* **Material shown**
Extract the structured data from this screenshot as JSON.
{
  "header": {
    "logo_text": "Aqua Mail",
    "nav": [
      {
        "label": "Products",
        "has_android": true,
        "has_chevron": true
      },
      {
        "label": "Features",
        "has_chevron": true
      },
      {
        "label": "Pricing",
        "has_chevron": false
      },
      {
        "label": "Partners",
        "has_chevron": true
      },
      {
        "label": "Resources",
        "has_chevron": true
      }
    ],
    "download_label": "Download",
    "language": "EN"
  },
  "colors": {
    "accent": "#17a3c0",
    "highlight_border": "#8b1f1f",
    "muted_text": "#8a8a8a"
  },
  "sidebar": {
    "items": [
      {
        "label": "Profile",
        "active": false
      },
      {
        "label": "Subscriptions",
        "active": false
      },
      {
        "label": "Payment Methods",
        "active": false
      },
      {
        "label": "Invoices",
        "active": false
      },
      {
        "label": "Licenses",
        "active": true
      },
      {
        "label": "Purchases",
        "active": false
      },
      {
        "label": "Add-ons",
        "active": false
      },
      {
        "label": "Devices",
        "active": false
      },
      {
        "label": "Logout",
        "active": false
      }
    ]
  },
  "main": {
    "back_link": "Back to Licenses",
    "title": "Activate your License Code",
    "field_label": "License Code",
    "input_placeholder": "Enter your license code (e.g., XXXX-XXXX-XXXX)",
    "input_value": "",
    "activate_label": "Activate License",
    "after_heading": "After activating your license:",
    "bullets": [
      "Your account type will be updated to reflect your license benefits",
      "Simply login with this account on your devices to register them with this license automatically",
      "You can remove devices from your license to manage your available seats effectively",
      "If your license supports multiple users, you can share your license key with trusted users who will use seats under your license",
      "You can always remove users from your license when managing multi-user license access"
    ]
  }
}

* * *

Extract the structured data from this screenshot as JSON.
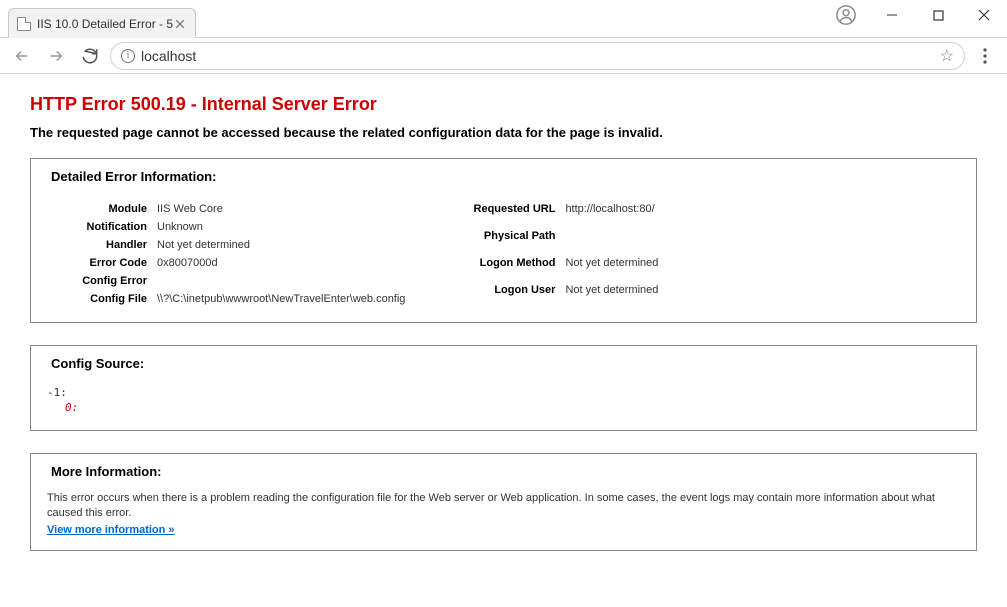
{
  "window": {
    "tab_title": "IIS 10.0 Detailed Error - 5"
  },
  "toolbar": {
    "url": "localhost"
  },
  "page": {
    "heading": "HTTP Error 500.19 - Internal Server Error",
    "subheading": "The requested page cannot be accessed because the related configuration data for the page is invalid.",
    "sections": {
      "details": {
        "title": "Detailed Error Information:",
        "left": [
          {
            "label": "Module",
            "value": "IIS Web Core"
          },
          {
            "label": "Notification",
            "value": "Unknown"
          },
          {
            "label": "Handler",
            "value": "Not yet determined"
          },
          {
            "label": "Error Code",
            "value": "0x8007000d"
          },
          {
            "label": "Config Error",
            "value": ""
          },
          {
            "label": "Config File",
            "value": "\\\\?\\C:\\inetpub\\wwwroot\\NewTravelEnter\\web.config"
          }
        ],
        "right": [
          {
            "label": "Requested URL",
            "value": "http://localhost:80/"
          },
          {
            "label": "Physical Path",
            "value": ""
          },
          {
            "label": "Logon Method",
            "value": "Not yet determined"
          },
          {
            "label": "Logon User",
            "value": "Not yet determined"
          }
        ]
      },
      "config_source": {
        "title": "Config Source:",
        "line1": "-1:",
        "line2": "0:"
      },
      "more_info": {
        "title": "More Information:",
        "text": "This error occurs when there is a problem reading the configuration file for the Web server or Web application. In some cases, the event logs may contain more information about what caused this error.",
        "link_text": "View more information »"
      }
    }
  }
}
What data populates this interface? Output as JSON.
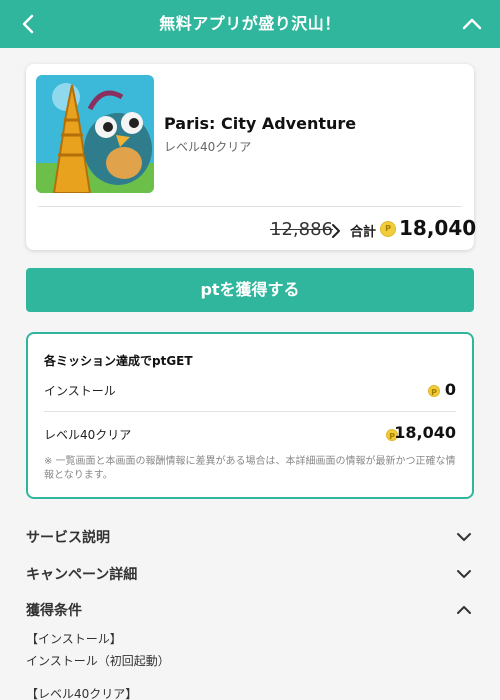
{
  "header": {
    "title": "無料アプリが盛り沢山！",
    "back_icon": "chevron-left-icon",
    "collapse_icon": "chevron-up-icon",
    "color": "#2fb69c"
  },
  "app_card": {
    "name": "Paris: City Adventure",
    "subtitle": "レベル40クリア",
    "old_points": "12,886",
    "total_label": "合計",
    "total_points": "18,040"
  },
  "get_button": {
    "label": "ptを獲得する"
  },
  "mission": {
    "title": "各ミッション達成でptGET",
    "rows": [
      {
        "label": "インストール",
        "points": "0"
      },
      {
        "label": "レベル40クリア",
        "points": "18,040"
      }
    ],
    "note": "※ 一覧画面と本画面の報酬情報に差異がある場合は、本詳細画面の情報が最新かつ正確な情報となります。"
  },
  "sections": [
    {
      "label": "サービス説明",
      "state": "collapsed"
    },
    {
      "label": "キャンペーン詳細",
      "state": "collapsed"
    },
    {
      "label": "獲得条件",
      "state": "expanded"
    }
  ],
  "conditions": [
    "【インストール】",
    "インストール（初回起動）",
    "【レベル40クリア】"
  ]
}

--

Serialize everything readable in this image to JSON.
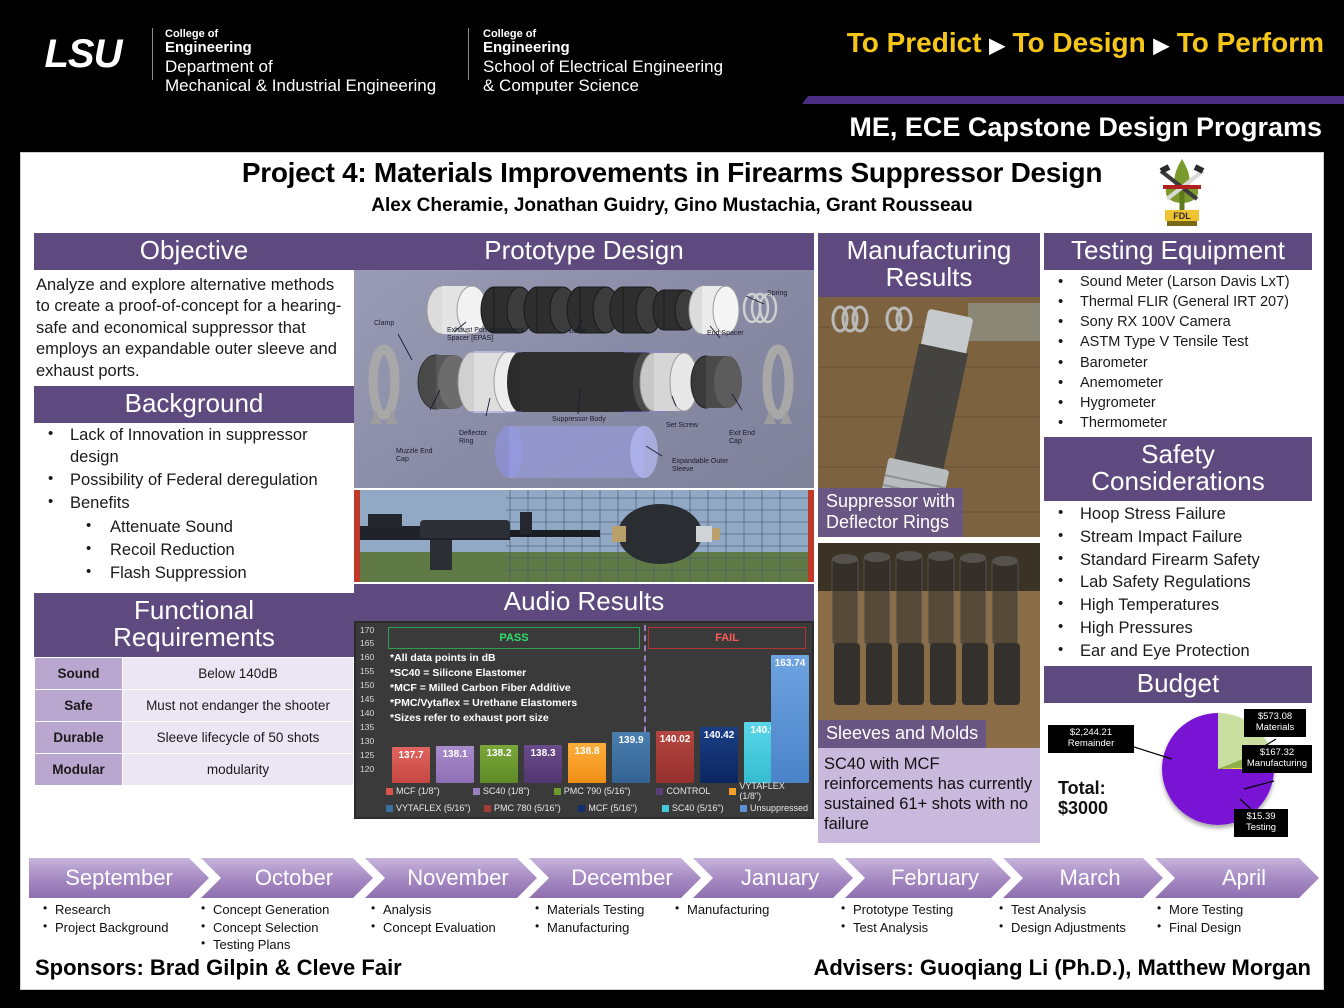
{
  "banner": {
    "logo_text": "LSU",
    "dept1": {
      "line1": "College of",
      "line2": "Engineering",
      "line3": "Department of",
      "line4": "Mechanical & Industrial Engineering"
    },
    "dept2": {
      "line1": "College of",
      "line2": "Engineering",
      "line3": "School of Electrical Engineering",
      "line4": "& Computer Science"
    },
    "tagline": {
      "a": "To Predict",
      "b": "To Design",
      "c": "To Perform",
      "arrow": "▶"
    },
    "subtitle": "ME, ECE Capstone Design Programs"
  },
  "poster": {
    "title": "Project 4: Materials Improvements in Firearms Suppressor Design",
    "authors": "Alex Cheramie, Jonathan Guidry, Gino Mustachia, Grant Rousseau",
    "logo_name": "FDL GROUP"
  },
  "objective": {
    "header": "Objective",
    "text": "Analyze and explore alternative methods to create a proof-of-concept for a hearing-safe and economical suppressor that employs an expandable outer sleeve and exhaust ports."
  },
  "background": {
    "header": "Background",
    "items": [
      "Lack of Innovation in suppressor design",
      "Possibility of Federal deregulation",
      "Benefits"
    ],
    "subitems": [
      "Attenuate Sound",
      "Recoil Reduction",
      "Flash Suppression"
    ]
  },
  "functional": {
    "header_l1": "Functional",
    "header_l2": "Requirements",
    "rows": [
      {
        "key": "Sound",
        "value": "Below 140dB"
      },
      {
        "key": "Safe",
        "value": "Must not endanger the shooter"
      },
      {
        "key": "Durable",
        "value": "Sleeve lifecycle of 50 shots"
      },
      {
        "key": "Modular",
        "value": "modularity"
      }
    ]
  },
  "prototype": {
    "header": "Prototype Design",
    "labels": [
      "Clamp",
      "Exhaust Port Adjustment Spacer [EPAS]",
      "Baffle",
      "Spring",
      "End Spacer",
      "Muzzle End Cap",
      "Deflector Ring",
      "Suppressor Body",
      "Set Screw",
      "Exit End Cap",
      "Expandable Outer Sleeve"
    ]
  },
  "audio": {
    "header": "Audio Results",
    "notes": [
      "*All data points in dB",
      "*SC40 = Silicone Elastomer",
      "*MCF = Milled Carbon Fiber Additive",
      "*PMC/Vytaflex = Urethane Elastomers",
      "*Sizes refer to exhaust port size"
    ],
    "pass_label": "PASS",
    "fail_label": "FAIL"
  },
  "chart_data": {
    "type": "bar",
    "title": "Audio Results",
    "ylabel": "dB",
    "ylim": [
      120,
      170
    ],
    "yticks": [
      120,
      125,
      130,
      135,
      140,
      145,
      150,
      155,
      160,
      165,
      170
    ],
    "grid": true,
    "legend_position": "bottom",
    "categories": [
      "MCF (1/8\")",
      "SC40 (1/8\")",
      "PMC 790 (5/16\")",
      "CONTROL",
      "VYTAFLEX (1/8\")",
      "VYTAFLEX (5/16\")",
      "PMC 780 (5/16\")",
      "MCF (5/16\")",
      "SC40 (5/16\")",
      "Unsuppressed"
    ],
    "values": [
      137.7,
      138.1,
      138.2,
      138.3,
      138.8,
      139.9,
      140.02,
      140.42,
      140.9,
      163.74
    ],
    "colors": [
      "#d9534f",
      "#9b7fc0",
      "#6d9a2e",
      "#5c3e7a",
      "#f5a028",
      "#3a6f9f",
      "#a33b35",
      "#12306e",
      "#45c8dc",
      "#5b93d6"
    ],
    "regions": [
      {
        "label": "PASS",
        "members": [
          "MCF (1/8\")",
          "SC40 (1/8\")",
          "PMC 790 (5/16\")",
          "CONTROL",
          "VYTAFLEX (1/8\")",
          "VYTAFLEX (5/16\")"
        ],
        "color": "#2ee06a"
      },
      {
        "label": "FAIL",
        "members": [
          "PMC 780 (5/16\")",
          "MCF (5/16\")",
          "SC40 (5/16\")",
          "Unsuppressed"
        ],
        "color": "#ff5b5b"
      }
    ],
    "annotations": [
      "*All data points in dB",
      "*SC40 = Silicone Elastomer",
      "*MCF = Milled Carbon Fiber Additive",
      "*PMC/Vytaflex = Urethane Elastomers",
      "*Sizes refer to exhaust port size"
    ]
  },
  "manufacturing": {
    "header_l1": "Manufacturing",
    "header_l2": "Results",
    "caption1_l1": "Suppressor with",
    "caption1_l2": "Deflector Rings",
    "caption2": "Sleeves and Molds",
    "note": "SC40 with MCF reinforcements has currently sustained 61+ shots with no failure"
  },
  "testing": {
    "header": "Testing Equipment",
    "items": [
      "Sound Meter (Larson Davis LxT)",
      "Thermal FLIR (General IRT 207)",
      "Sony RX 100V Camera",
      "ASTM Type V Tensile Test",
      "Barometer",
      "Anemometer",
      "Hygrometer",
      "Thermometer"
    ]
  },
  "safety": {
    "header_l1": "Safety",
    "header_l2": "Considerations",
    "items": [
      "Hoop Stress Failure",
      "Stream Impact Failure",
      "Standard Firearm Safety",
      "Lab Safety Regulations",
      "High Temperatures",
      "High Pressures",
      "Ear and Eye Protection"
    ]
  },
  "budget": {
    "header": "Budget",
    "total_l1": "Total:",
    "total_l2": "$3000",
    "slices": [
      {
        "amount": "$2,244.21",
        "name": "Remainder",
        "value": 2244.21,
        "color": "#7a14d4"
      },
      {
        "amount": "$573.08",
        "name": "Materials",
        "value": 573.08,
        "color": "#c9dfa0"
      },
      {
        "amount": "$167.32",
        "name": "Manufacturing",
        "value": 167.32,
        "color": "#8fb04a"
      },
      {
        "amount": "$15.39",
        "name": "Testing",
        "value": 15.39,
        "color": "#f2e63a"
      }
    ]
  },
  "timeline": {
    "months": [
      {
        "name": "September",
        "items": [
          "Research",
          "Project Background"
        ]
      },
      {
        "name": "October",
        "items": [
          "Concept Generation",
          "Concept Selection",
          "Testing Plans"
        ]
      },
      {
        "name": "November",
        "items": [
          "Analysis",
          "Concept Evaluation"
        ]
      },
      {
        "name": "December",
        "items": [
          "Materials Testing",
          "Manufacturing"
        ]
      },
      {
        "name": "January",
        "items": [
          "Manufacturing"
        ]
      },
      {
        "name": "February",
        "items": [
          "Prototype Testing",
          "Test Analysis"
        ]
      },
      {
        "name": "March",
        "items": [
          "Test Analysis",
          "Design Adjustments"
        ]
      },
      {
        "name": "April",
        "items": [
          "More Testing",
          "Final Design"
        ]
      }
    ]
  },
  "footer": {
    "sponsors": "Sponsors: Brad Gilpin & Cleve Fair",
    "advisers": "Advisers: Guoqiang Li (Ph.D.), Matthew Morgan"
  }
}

* **Directions for this task**
Return all the lines that contain the string "amount".

* **Reply to the task**
        "amount": "$2,244.21",
        "amount": "$573.08",
        "amount": "$167.32",
        "amount": "$15.39",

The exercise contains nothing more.